## Required work
Establish how many lines in the material include the string "content" and report it as a lone number.

## Stored data

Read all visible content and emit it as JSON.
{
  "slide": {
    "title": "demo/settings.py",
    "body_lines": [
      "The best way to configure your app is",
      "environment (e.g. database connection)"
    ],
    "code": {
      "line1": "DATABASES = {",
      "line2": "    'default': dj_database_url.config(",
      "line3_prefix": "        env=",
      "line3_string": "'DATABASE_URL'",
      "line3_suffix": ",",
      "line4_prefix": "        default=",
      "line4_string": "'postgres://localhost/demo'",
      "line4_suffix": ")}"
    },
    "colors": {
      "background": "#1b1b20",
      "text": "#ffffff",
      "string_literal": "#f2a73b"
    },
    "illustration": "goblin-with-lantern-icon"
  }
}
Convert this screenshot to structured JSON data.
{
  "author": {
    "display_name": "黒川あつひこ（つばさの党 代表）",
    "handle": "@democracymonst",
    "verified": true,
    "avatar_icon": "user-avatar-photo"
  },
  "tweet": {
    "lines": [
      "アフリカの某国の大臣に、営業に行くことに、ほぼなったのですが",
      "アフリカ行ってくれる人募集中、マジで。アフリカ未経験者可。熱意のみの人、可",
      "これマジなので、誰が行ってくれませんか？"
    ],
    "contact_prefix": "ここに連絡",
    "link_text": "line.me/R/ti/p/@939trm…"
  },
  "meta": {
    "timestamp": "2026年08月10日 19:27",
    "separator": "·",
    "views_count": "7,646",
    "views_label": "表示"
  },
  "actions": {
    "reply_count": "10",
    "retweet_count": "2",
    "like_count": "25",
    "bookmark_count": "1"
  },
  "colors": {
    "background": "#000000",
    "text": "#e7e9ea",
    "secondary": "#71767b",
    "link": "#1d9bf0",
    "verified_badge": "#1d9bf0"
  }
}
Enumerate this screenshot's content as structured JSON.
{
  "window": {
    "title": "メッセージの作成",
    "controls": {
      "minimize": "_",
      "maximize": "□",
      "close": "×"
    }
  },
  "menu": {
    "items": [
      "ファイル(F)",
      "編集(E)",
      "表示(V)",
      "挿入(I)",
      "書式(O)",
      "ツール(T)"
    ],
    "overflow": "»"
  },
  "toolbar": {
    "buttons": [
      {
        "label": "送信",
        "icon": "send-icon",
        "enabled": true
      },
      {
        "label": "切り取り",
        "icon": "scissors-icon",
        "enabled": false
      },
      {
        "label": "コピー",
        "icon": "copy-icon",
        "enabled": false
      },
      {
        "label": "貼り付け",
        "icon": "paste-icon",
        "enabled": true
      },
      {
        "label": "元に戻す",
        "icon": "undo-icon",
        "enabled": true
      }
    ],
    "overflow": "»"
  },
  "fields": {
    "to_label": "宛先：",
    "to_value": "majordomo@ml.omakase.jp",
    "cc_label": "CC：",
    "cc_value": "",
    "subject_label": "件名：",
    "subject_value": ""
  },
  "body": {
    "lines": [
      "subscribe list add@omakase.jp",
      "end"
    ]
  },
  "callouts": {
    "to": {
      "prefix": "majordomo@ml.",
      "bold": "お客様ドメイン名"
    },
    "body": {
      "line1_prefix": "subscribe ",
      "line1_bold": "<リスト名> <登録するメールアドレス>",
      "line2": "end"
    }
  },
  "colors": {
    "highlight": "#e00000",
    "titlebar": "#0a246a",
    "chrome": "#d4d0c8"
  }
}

## Task result
2